(Brief):
Work through the following lines and count those that hold the word "vindhraði". Reply with that number only.

** start of Raw records **

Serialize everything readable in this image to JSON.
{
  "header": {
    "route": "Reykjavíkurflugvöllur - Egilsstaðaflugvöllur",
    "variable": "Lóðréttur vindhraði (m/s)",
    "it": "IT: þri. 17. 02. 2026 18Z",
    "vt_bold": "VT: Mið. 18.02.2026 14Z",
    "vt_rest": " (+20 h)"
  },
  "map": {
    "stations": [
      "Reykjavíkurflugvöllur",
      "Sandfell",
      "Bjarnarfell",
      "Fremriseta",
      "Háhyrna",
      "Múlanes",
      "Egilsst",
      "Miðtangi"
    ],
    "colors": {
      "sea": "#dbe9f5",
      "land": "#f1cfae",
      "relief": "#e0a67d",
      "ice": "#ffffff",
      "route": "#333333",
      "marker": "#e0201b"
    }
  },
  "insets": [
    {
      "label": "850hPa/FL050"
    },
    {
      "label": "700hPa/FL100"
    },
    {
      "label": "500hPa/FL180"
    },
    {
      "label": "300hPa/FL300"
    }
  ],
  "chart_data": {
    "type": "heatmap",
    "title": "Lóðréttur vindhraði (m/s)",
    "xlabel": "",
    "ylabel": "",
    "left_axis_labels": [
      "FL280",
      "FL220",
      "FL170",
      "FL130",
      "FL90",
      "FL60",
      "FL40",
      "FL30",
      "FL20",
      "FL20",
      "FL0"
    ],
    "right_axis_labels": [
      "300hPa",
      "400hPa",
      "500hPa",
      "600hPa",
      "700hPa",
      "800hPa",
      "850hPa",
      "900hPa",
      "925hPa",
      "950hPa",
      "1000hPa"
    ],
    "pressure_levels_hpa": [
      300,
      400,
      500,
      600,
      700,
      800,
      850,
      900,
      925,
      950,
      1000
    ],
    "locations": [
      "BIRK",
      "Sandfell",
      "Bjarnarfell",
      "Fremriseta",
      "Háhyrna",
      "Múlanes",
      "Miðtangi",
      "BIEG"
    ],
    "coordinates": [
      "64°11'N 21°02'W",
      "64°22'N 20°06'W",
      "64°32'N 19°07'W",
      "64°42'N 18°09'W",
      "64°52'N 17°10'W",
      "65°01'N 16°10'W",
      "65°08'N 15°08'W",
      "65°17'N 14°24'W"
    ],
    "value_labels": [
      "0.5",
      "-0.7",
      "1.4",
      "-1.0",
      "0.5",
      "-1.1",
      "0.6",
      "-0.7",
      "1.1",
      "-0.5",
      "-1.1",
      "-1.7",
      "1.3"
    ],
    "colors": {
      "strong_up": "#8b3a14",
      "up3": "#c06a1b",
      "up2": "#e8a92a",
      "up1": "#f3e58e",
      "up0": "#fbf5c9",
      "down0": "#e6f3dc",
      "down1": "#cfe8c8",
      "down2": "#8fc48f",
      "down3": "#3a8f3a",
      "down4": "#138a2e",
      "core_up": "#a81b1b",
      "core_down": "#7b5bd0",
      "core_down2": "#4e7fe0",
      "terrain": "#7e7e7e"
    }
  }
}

** end of Raw records **

(Full response):
2